:: AIM ::
Output every entry exactly as written, skipping any pictures.

:: RECORD LIST ::
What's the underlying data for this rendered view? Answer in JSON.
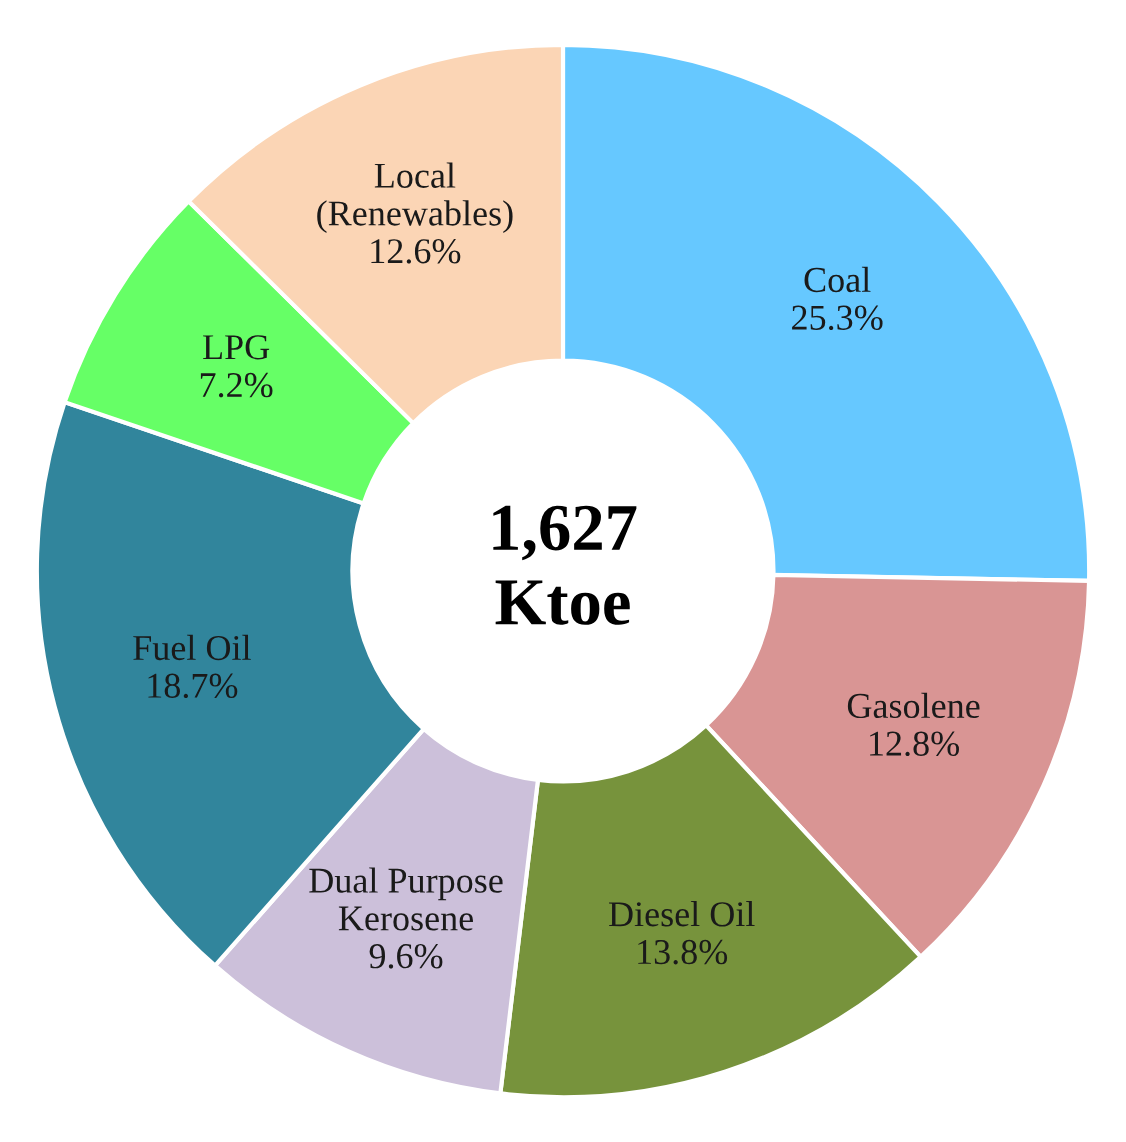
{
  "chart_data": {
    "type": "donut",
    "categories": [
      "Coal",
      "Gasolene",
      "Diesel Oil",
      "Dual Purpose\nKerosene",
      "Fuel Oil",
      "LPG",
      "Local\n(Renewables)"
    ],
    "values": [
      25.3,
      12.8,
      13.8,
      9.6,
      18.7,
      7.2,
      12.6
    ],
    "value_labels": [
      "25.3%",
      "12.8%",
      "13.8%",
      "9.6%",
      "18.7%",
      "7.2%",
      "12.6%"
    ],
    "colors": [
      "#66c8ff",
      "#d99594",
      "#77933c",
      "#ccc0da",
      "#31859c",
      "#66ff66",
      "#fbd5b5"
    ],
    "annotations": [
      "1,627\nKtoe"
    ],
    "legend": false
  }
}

:: RESULT FOR THIS TASK ::
What's the underlying data for this rendered view? Answer in JSON.
{
  "chart_data": {
    "type": "donut",
    "categories": [
      "Coal",
      "Gasolene",
      "Diesel Oil",
      "Dual Purpose\nKerosene",
      "Fuel Oil",
      "LPG",
      "Local\n(Renewables)"
    ],
    "values": [
      25.3,
      12.8,
      13.8,
      9.6,
      18.7,
      7.2,
      12.6
    ],
    "value_labels": [
      "25.3%",
      "12.8%",
      "13.8%",
      "9.6%",
      "18.7%",
      "7.2%",
      "12.6%"
    ],
    "colors": [
      "#66c8ff",
      "#d99594",
      "#77933c",
      "#ccc0da",
      "#31859c",
      "#66ff66",
      "#fbd5b5"
    ],
    "annotations": [
      "1,627\nKtoe"
    ],
    "legend": false
  }
}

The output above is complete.